Task directions: Retype the material word for word.

───── Material supplied ─────

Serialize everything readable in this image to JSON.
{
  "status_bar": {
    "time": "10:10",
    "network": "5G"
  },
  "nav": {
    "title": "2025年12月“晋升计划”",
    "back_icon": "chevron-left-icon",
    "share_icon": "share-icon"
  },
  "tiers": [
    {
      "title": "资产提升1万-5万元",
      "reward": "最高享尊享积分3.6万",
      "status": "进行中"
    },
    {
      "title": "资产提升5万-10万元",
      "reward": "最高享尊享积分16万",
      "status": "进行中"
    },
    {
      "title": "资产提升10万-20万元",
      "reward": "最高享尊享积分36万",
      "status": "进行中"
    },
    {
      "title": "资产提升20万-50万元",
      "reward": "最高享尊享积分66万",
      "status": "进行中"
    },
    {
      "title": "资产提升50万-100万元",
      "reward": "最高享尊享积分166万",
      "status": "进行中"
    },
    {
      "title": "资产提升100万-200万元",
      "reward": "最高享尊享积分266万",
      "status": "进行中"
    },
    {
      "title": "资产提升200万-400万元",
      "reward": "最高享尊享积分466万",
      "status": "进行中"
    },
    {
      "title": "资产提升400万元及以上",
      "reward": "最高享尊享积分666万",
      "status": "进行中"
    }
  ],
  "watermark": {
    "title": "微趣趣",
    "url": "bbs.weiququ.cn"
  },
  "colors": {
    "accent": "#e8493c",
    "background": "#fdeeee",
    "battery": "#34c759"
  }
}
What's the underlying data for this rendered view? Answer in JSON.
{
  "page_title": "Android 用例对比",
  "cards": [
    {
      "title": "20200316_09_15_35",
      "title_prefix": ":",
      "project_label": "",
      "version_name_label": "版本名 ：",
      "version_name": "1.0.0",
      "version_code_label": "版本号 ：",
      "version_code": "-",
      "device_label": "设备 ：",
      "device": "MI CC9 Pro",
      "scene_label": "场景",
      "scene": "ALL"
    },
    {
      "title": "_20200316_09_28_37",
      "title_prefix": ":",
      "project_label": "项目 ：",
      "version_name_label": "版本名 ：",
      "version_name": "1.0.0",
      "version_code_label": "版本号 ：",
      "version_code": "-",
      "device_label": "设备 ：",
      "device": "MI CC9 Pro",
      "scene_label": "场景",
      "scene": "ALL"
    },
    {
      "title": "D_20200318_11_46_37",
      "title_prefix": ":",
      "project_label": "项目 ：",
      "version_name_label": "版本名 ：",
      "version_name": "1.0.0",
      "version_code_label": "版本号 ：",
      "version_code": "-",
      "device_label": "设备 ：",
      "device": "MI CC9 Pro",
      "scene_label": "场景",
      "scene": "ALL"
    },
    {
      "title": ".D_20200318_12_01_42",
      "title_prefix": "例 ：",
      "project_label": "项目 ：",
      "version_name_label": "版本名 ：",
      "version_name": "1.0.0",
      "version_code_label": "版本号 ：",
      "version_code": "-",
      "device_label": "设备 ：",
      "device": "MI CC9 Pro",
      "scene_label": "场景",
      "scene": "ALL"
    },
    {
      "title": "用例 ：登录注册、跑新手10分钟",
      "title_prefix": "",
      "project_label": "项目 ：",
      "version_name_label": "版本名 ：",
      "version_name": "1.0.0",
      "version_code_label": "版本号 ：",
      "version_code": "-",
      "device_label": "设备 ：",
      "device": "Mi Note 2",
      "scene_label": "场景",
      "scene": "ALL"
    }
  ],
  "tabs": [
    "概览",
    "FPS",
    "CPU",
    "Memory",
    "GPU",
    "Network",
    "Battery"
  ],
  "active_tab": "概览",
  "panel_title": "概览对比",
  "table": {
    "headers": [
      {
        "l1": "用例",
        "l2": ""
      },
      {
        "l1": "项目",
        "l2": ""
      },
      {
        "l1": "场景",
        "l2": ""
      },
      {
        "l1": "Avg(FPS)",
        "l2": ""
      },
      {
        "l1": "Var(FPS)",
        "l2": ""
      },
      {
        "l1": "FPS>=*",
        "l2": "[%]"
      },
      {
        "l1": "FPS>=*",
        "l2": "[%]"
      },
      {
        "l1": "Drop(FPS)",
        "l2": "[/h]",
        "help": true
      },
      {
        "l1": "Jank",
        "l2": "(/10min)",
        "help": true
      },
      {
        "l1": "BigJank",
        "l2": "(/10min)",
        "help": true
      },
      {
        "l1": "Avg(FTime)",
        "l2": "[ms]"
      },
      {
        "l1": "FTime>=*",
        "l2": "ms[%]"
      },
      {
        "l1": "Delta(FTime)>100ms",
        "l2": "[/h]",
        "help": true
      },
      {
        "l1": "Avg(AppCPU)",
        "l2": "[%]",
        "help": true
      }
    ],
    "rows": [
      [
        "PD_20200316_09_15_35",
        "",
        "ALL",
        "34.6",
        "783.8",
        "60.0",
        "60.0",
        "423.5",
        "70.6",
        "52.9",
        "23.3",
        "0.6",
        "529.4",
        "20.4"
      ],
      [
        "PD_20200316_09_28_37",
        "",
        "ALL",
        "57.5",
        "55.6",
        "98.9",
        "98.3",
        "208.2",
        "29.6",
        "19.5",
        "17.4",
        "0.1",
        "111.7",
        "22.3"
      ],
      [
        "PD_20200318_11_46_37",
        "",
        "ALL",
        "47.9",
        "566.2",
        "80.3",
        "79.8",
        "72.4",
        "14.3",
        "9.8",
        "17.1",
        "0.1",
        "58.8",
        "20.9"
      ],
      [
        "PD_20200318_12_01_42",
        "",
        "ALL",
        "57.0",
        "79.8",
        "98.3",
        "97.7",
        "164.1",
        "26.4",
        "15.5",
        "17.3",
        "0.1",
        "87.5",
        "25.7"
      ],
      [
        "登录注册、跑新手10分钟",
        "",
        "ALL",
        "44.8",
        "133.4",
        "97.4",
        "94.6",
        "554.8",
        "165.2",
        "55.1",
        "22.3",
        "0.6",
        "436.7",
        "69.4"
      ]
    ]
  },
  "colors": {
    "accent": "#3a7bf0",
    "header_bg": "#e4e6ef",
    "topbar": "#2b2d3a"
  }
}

─────

Correct result:
Serialize everything readable in this image to JSON.
{
  "status_bar": {
    "time": "10:10",
    "network": "5G"
  },
  "nav": {
    "title": "2025年12月“晋升计划”",
    "back_icon": "chevron-left-icon",
    "share_icon": "share-icon"
  },
  "tiers": [
    {
      "title": "资产提升1万-5万元",
      "reward": "最高享尊享积分3.6万",
      "status": "进行中"
    },
    {
      "title": "资产提升5万-10万元",
      "reward": "最高享尊享积分16万",
      "status": "进行中"
    },
    {
      "title": "资产提升10万-20万元",
      "reward": "最高享尊享积分36万",
      "status": "进行中"
    },
    {
      "title": "资产提升20万-50万元",
      "reward": "最高享尊享积分66万",
      "status": "进行中"
    },
    {
      "title": "资产提升50万-100万元",
      "reward": "最高享尊享积分166万",
      "status": "进行中"
    },
    {
      "title": "资产提升100万-200万元",
      "reward": "最高享尊享积分266万",
      "status": "进行中"
    },
    {
      "title": "资产提升200万-400万元",
      "reward": "最高享尊享积分466万",
      "status": "进行中"
    },
    {
      "title": "资产提升400万元及以上",
      "reward": "最高享尊享积分666万",
      "status": "进行中"
    }
  ],
  "watermark": {
    "title": "微趣趣",
    "url": "bbs.weiququ.cn"
  },
  "colors": {
    "accent": "#e8493c",
    "background": "#fdeeee",
    "battery": "#34c759"
  }
}
What's the underlying data for this rendered view? Answer in JSON.
{
  "page_title": "Android 用例对比",
  "cards": [
    {
      "title": "20200316_09_15_35",
      "title_prefix": ":",
      "project_label": "",
      "version_name_label": "版本名 ：",
      "version_name": "1.0.0",
      "version_code_label": "版本号 ：",
      "version_code": "-",
      "device_label": "设备 ：",
      "device": "MI CC9 Pro",
      "scene_label": "场景",
      "scene": "ALL"
    },
    {
      "title": "_20200316_09_28_37",
      "title_prefix": ":",
      "project_label": "项目 ：",
      "version_name_label": "版本名 ：",
      "version_name": "1.0.0",
      "version_code_label": "版本号 ：",
      "version_code": "-",
      "device_label": "设备 ：",
      "device": "MI CC9 Pro",
      "scene_label": "场景",
      "scene": "ALL"
    },
    {
      "title": "D_20200318_11_46_37",
      "title_prefix": ":",
      "project_label": "项目 ：",
      "version_name_label": "版本名 ：",
      "version_name": "1.0.0",
      "version_code_label": "版本号 ：",
      "version_code": "-",
      "device_label": "设备 ：",
      "device": "MI CC9 Pro",
      "scene_label": "场景",
      "scene": "ALL"
    },
    {
      "title": ".D_20200318_12_01_42",
      "title_prefix": "例 ：",
      "project_label": "项目 ：",
      "version_name_label": "版本名 ：",
      "version_name": "1.0.0",
      "version_code_label": "版本号 ：",
      "version_code": "-",
      "device_label": "设备 ：",
      "device": "MI CC9 Pro",
      "scene_label": "场景",
      "scene": "ALL"
    },
    {
      "title": "用例 ：登录注册、跑新手10分钟",
      "title_prefix": "",
      "project_label": "项目 ：",
      "version_name_label": "版本名 ：",
      "version_name": "1.0.0",
      "version_code_label": "版本号 ：",
      "version_code": "-",
      "device_label": "设备 ：",
      "device": "Mi Note 2",
      "scene_label": "场景",
      "scene": "ALL"
    }
  ],
  "tabs": [
    "概览",
    "FPS",
    "CPU",
    "Memory",
    "GPU",
    "Network",
    "Battery"
  ],
  "active_tab": "概览",
  "panel_title": "概览对比",
  "table": {
    "headers": [
      {
        "l1": "用例",
        "l2": ""
      },
      {
        "l1": "项目",
        "l2": ""
      },
      {
        "l1": "场景",
        "l2": ""
      },
      {
        "l1": "Avg(FPS)",
        "l2": ""
      },
      {
        "l1": "Var(FPS)",
        "l2": ""
      },
      {
        "l1": "FPS>=*",
        "l2": "[%]"
      },
      {
        "l1": "FPS>=*",
        "l2": "[%]"
      },
      {
        "l1": "Drop(FPS)",
        "l2": "[/h]",
        "help": true
      },
      {
        "l1": "Jank",
        "l2": "(/10min)",
        "help": true
      },
      {
        "l1": "BigJank",
        "l2": "(/10min)",
        "help": true
      },
      {
        "l1": "Avg(FTime)",
        "l2": "[ms]"
      },
      {
        "l1": "FTime>=*",
        "l2": "ms[%]"
      },
      {
        "l1": "Delta(FTime)>100ms",
        "l2": "[/h]",
        "help": true
      },
      {
        "l1": "Avg(AppCPU)",
        "l2": "[%]",
        "help": true
      }
    ],
    "rows": [
      [
        "PD_20200316_09_15_35",
        "",
        "ALL",
        "34.6",
        "783.8",
        "60.0",
        "60.0",
        "423.5",
        "70.6",
        "52.9",
        "23.3",
        "0.6",
        "529.4",
        "20.4"
      ],
      [
        "PD_20200316_09_28_37",
        "",
        "ALL",
        "57.5",
        "55.6",
        "98.9",
        "98.3",
        "208.2",
        "29.6",
        "19.5",
        "17.4",
        "0.1",
        "111.7",
        "22.3"
      ],
      [
        "PD_20200318_11_46_37",
        "",
        "ALL",
        "47.9",
        "566.2",
        "80.3",
        "79.8",
        "72.4",
        "14.3",
        "9.8",
        "17.1",
        "0.1",
        "58.8",
        "20.9"
      ],
      [
        "PD_20200318_12_01_42",
        "",
        "ALL",
        "57.0",
        "79.8",
        "98.3",
        "97.7",
        "164.1",
        "26.4",
        "15.5",
        "17.3",
        "0.1",
        "87.5",
        "25.7"
      ],
      [
        "登录注册、跑新手10分钟",
        "",
        "ALL",
        "44.8",
        "133.4",
        "97.4",
        "94.6",
        "554.8",
        "165.2",
        "55.1",
        "22.3",
        "0.6",
        "436.7",
        "69.4"
      ]
    ]
  },
  "colors": {
    "accent": "#3a7bf0",
    "header_bg": "#e4e6ef",
    "topbar": "#2b2d3a"
  }
}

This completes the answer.